* [Exercise brief]:
Report the count of lines holding "cheapest" in the records, with no other words.

* [Records for the exercise]:
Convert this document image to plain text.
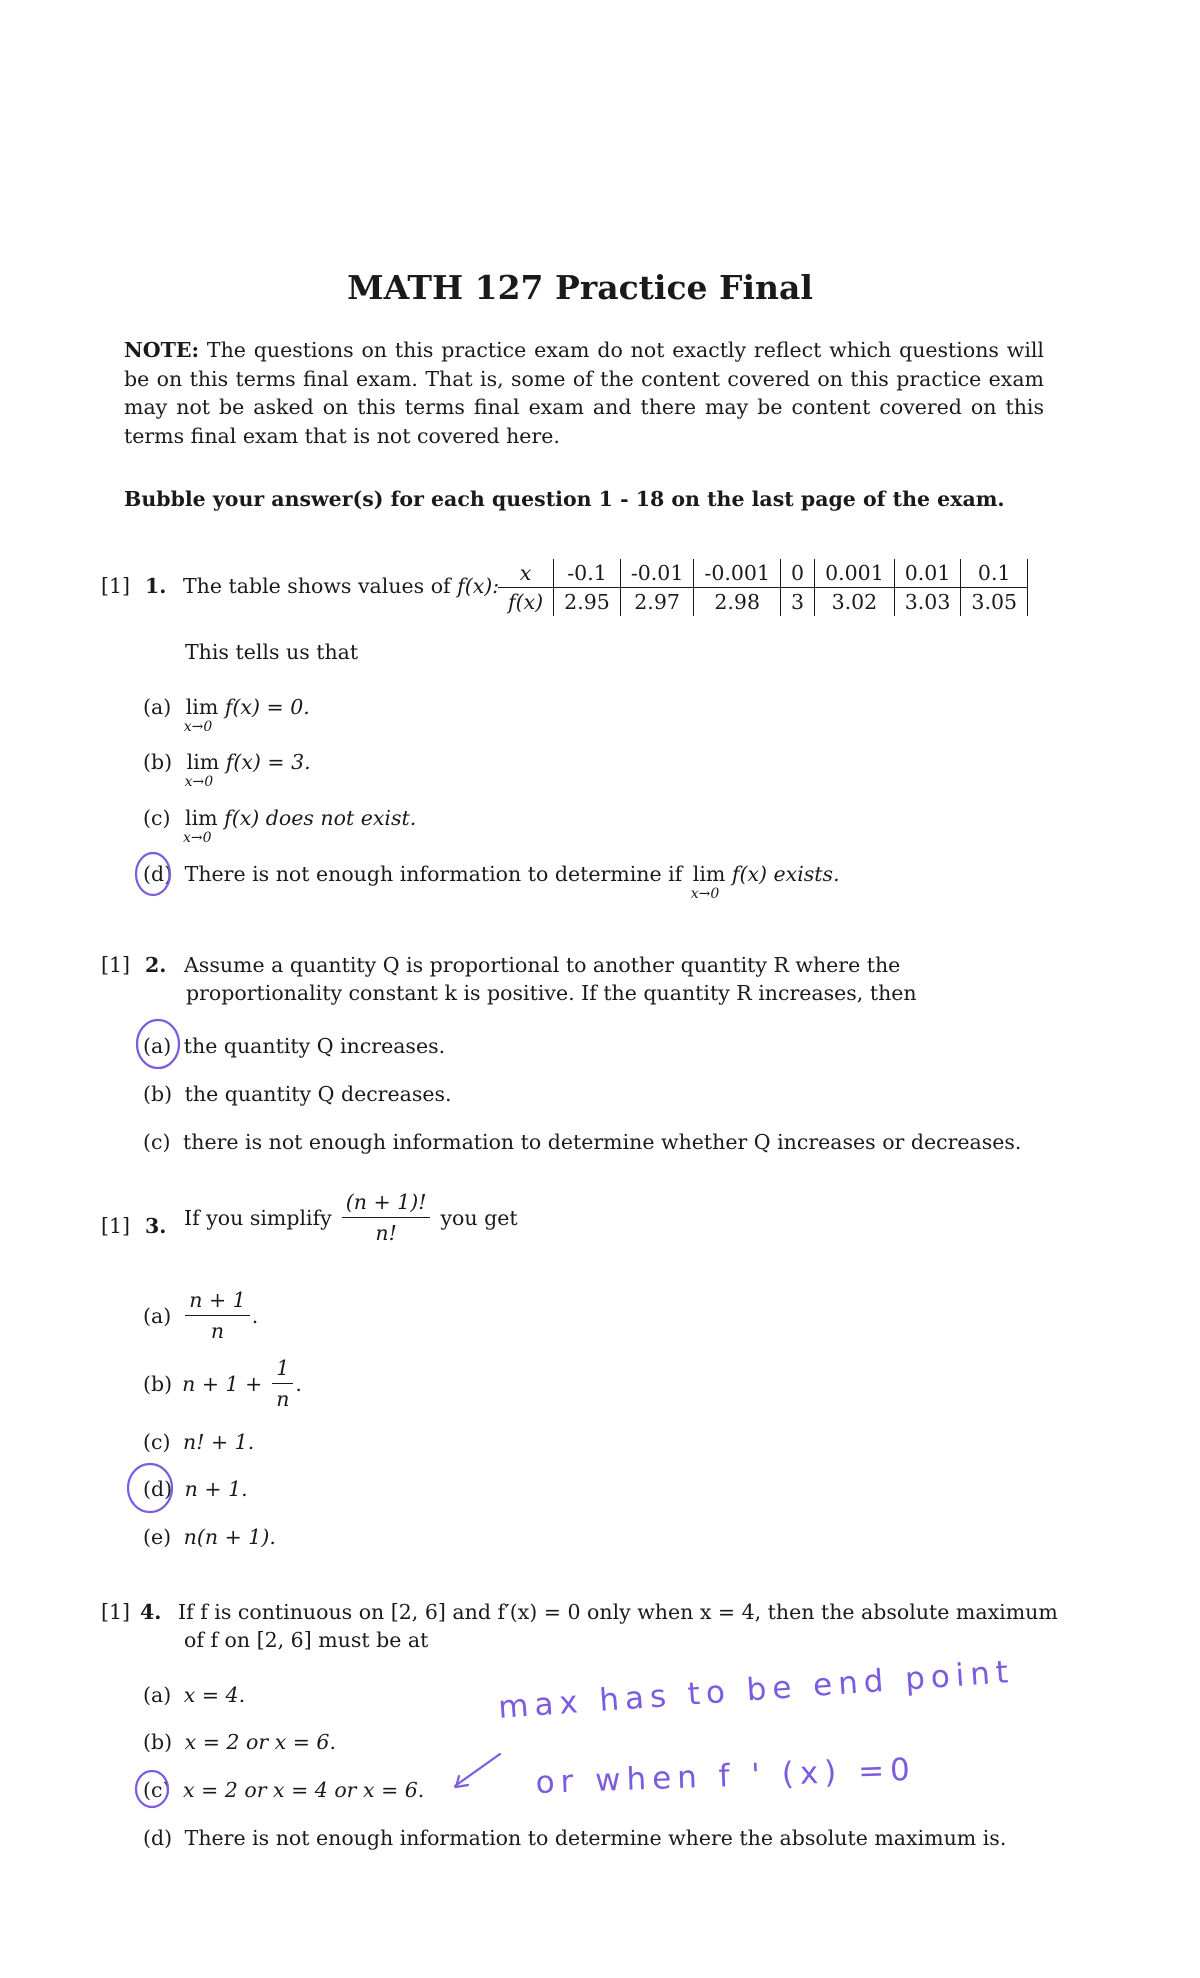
MATH 127 Practice Final
NOTE: The questions on this practice exam do not exactly reflect which questions will be on this terms final exam. That is, some of the content covered on this practice exam may not be asked on this terms final exam and there may be content covered on this terms final exam that is not covered here.
Bubble your answer(s) for each question 1 - 18 on the last page of the exam.
[1] 1. The table shows values of f(x):
x	-0.1	-0.01	-0.001	0	0.001	0.01	0.1
f(x)	2.95	2.97	2.98	3	3.02	3.03	3.05
This tells us that
(a) lim
x→0
f(x) = 0.
(b) lim
x→0
f(x) = 3.
(c) lim
x→0
f(x) does not exist.
(d) There is not enough information to determine if lim
x→0
f(x) exists.
[1] 2. Assume a quantity Q is proportional to another quantity R where the
proportionality constant k is positive. If the quantity R increases, then
(a) the quantity Q increases.
(b) the quantity Q decreases.
(c) there is not enough information to determine whether Q increases or decreases.
[1] 3. If you simplify $\frac{(n + 1)!}{n!}$ you get
$(a) \frac{n + 1}{n}$ .
(b) $n + 1 + \frac{1}{n}$ .
(c) n! + 1.
(d) n + 1.
(e) n(n + 1).
[1] 4. If f is continuous on [2, 6] and f′(x) = 0 only when x = 4, then the absolute maximum
of f on [2, 6] must be at
(a) x = 4.
(b) x = 2 or x = 6.
(c) x = 2 or x = 4 or x = 6.
(d) There is not enough information to determine where the absolute maximum is.
max has to be end point
or when f ' (x) =0
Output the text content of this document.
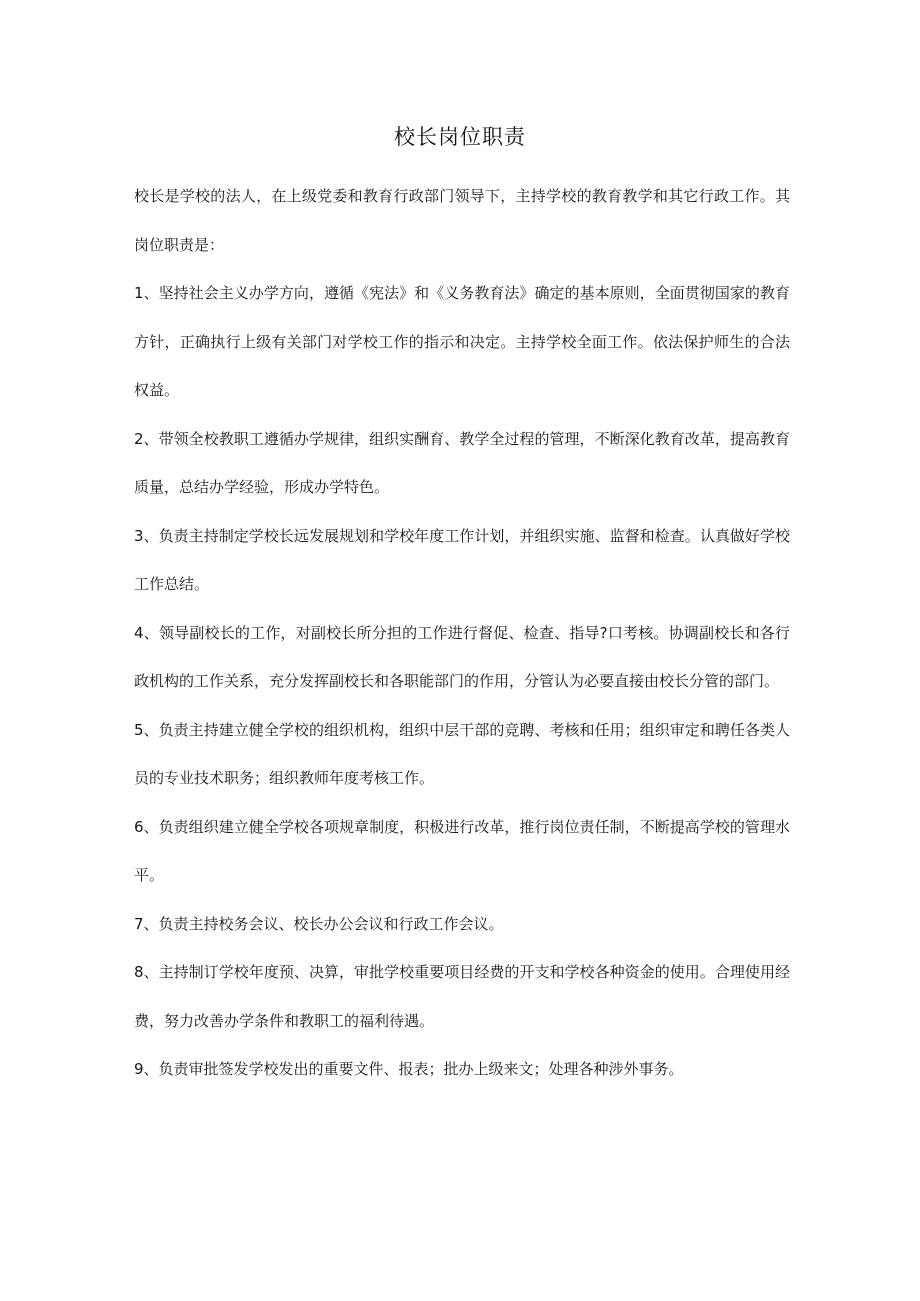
校长岗位职责

校长是学校的法人，在上级党委和教育行政部门领导下，主持学校的教育教学和其它行政工作。其岗位职责是：

1、坚持社会主义办学方向，遵循《宪法》和《义务教育法》确定的基本原则，全面贯彻国家的教育方针，正确执行上级有关部门对学校工作的指示和决定。主持学校全面工作。依法保护师生的合法权益。

2、带领全校教职工遵循办学规律，组织实酬育、教学全过程的管理，不断深化教育改革，提高教育质量，总结办学经验，形成办学特色。

3、负责主持制定学校长远发展规划和学校年度工作计划，并组织实施、监督和检查。认真做好学校工作总结。

4、领导副校长的工作，对副校长所分担的工作进行督促、检查、指导?口考核。协调副校长和各行政机构的工作关系，充分发挥副校长和各职能部门的作用，分管认为必要直接由校长分管的部门。

5、负责主持建立健全学校的组织机构，组织中层干部的竞聘、考核和任用；组织审定和聘任各类人员的专业技术职务；组织教师年度考核工作。

6、负责组织建立健全学校各项规章制度，积极进行改革，推行岗位责任制，不断提高学校的管理水平。

7、负责主持校务会议、校长办公会议和行政工作会议。

8、主持制订学校年度预、决算，审批学校重要项目经费的开支和学校各种资金的使用。合理使用经费，努力改善办学条件和教职工的福利待遇。

9、负责审批签发学校发出的重要文件、报表；批办上级来文；处理各种涉外事务。
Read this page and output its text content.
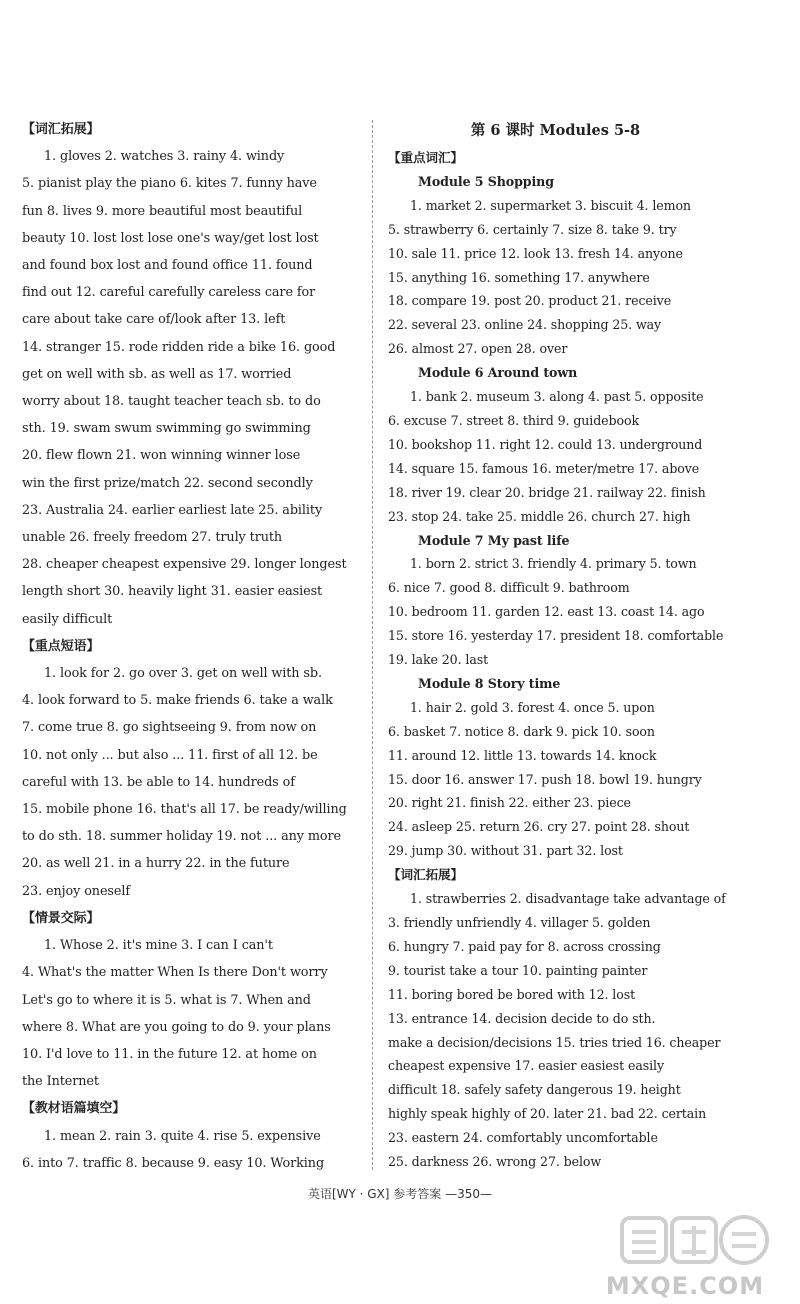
【词汇拓展】
1. gloves 2. watches 3. rainy 4. windy
5. pianist play the piano 6. kites 7. funny have
fun 8. lives 9. more beautiful most beautiful
beauty 10. lost lost lose one's way/get lost lost
and found box lost and found office 11. found
find out 12. careful carefully careless care for
care about take care of/look after 13. left
14. stranger 15. rode ridden ride a bike 16. good
get on well with sb. as well as 17. worried
worry about 18. taught teacher teach sb. to do
sth. 19. swam swum swimming go swimming
20. flew flown 21. won winning winner lose
win the first prize/match 22. second secondly
23. Australia 24. earlier earliest late 25. ability
unable 26. freely freedom 27. truly truth
28. cheaper cheapest expensive 29. longer longest
length short 30. heavily light 31. easier easiest
easily difficult
【重点短语】
1. look for 2. go over 3. get on well with sb.
4. look forward to 5. make friends 6. take a walk
7. come true 8. go sightseeing 9. from now on
10. not only ... but also ... 11. first of all 12. be
careful with 13. be able to 14. hundreds of
15. mobile phone 16. that's all 17. be ready/willing
to do sth. 18. summer holiday 19. not ... any more
20. as well 21. in a hurry 22. in the future
23. enjoy oneself
【情景交际】
1. Whose 2. it's mine 3. I can I can't
4. What's the matter When Is there Don't worry
Let's go to where it is 5. what is 7. When and
where 8. What are you going to do 9. your plans
10. I'd love to 11. in the future 12. at home on
the Internet
【教材语篇填空】
1. mean 2. rain 3. quite 4. rise 5. expensive
6. into 7. traffic 8. because 9. easy 10. Working
第 6 课时 Modules 5-8
【重点词汇】
Module 5 Shopping
1. market 2. supermarket 3. biscuit 4. lemon
5. strawberry 6. certainly 7. size 8. take 9. try
10. sale 11. price 12. look 13. fresh 14. anyone
15. anything 16. something 17. anywhere
18. compare 19. post 20. product 21. receive
22. several 23. online 24. shopping 25. way
26. almost 27. open 28. over
Module 6 Around town
1. bank 2. museum 3. along 4. past 5. opposite
6. excuse 7. street 8. third 9. guidebook
10. bookshop 11. right 12. could 13. underground
14. square 15. famous 16. meter/metre 17. above
18. river 19. clear 20. bridge 21. railway 22. finish
23. stop 24. take 25. middle 26. church 27. high
Module 7 My past life
1. born 2. strict 3. friendly 4. primary 5. town
6. nice 7. good 8. difficult 9. bathroom
10. bedroom 11. garden 12. east 13. coast 14. ago
15. store 16. yesterday 17. president 18. comfortable
19. lake 20. last
Module 8 Story time
1. hair 2. gold 3. forest 4. once 5. upon
6. basket 7. notice 8. dark 9. pick 10. soon
11. around 12. little 13. towards 14. knock
15. door 16. answer 17. push 18. bowl 19. hungry
20. right 21. finish 22. either 23. piece
24. asleep 25. return 26. cry 27. point 28. shout
29. jump 30. without 31. part 32. lost
【词汇拓展】
1. strawberries 2. disadvantage take advantage of
3. friendly unfriendly 4. villager 5. golden
6. hungry 7. paid pay for 8. across crossing
9. tourist take a tour 10. painting painter
11. boring bored be bored with 12. lost
13. entrance 14. decision decide to do sth.
make a decision/decisions 15. tries tried 16. cheaper
cheapest expensive 17. easier easiest easily
difficult 18. safely safety dangerous 19. height
highly speak highly of 20. later 21. bad 22. certain
23. eastern 24. comfortably uncomfortable
25. darkness 26. wrong 27. below
英语[WY · GX] 参考答案 —350—
MXQE.COM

* [Expected answer]:
2